-- EXERCISE TASK --
Using the listing below, report all lines holding the word "from".

-- TASK DATA --
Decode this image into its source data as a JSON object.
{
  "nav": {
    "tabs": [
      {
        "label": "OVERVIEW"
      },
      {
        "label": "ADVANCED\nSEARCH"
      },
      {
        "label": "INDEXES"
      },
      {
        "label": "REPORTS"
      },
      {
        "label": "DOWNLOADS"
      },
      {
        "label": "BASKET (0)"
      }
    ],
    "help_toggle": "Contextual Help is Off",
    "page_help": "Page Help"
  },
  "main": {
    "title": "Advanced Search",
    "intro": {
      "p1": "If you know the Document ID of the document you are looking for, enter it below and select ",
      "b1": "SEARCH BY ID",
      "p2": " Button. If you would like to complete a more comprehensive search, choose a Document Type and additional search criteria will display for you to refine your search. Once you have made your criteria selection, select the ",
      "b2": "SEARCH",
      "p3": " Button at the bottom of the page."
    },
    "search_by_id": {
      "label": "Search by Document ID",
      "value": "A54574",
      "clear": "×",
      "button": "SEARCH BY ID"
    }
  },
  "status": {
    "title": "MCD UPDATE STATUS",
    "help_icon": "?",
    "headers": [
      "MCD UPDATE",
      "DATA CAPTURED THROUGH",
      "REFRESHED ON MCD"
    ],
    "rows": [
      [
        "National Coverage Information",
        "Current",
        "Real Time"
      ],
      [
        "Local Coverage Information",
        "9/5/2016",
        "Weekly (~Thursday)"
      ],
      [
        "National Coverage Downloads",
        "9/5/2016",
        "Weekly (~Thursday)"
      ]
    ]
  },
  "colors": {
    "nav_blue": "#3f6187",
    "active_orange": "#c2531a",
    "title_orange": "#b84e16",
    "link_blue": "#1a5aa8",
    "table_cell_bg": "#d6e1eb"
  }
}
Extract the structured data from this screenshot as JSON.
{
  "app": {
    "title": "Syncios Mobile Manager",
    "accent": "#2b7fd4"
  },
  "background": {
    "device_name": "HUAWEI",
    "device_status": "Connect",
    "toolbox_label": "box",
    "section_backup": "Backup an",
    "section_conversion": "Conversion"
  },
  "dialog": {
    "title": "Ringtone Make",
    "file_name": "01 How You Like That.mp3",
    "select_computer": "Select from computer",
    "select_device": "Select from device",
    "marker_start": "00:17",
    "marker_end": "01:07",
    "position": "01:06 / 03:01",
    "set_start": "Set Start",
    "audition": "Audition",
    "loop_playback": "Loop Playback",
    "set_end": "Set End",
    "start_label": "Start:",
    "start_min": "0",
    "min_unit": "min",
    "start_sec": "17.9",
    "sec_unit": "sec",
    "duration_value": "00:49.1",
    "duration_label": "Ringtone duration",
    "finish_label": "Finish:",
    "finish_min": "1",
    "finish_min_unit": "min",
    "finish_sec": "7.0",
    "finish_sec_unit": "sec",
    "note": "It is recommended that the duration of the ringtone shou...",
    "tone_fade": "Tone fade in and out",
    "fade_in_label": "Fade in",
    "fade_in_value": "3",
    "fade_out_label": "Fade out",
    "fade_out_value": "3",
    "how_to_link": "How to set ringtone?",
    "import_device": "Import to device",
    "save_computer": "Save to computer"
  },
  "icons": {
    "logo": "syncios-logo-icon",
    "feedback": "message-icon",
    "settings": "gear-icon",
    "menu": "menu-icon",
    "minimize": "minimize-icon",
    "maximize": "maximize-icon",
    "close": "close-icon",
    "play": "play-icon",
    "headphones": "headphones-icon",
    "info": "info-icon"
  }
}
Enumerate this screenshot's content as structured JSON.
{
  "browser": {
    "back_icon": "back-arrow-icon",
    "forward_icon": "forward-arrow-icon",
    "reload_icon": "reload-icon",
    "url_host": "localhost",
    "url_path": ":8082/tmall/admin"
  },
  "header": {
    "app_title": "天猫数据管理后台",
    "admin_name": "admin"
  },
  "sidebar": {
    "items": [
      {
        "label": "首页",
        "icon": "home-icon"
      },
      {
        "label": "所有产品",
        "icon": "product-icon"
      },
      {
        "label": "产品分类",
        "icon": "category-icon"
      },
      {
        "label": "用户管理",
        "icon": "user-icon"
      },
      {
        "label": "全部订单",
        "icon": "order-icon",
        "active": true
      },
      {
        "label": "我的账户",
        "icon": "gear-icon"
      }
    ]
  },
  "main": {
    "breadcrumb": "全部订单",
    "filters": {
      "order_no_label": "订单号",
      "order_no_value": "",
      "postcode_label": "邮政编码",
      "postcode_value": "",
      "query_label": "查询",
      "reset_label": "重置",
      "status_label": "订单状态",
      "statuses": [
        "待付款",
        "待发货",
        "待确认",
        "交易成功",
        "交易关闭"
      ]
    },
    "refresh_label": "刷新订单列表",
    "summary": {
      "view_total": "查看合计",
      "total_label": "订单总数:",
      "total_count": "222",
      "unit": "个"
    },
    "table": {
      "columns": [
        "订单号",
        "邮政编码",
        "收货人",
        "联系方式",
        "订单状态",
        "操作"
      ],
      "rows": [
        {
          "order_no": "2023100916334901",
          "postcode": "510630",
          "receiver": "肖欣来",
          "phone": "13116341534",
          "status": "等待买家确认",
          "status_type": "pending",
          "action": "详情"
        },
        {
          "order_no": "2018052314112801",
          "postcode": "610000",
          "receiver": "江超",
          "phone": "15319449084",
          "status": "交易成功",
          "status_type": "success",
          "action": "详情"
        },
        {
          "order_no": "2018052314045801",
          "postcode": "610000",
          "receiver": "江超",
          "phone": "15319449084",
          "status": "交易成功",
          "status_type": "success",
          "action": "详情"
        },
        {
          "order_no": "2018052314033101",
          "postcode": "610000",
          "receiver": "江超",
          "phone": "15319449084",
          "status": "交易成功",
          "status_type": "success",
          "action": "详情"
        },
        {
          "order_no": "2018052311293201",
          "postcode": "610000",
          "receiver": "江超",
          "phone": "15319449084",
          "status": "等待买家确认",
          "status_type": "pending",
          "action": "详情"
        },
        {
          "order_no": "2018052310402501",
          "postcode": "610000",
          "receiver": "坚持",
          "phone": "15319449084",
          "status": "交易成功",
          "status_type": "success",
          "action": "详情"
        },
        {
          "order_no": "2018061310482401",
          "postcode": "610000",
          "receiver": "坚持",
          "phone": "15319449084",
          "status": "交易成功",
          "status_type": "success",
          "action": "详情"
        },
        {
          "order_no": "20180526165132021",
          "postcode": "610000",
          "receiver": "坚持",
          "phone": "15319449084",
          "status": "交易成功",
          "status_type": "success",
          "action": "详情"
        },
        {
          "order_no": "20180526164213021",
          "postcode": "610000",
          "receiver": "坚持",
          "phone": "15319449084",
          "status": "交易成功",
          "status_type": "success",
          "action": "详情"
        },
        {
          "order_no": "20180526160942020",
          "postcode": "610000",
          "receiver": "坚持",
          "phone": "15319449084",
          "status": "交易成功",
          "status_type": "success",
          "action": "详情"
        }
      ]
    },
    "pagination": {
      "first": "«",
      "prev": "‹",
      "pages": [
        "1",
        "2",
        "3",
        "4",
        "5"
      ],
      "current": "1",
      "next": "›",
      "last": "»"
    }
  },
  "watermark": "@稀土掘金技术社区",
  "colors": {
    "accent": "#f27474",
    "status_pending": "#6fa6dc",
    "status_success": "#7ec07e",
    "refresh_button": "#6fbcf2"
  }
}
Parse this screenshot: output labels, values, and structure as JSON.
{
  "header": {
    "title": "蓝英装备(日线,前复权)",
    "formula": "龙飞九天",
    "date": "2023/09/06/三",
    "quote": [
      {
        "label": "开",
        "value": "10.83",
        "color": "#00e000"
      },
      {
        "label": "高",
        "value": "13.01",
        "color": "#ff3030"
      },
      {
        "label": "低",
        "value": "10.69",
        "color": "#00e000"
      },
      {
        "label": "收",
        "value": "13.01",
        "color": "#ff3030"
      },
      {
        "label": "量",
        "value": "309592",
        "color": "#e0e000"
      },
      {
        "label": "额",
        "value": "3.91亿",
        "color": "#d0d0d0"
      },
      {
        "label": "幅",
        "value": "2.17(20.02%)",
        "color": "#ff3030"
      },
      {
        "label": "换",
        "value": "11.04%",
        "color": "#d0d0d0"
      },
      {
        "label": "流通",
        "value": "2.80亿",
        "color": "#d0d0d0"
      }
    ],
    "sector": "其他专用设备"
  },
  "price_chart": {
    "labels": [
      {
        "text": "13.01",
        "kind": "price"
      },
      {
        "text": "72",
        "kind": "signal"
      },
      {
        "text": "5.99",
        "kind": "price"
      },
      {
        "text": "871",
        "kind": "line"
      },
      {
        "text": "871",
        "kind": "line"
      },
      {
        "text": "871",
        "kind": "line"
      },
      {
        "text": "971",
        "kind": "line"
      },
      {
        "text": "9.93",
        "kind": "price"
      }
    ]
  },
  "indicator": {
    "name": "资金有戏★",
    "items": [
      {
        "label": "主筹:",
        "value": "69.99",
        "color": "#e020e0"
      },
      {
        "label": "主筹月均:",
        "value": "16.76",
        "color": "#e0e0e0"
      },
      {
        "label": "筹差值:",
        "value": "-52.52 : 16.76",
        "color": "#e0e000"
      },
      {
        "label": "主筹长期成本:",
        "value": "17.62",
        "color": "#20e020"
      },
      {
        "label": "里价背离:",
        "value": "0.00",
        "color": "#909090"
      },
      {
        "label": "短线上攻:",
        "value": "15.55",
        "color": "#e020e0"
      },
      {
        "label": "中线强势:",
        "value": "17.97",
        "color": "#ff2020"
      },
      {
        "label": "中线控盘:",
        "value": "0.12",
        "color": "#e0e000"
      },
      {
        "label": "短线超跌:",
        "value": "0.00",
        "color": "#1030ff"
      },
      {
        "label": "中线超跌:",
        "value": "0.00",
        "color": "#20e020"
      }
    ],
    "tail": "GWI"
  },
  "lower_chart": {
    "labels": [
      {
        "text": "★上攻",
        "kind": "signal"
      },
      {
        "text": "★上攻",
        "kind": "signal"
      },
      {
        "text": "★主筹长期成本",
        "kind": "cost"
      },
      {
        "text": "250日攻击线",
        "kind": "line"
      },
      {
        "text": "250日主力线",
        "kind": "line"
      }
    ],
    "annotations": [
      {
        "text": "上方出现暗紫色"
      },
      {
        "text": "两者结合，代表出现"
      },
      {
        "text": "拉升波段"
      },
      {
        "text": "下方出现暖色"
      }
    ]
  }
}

-- TASK OUTPUT --
Extract the structured data from this screenshot as JSON.
    "select_computer": "Select from computer",
    "select_device": "Select from device",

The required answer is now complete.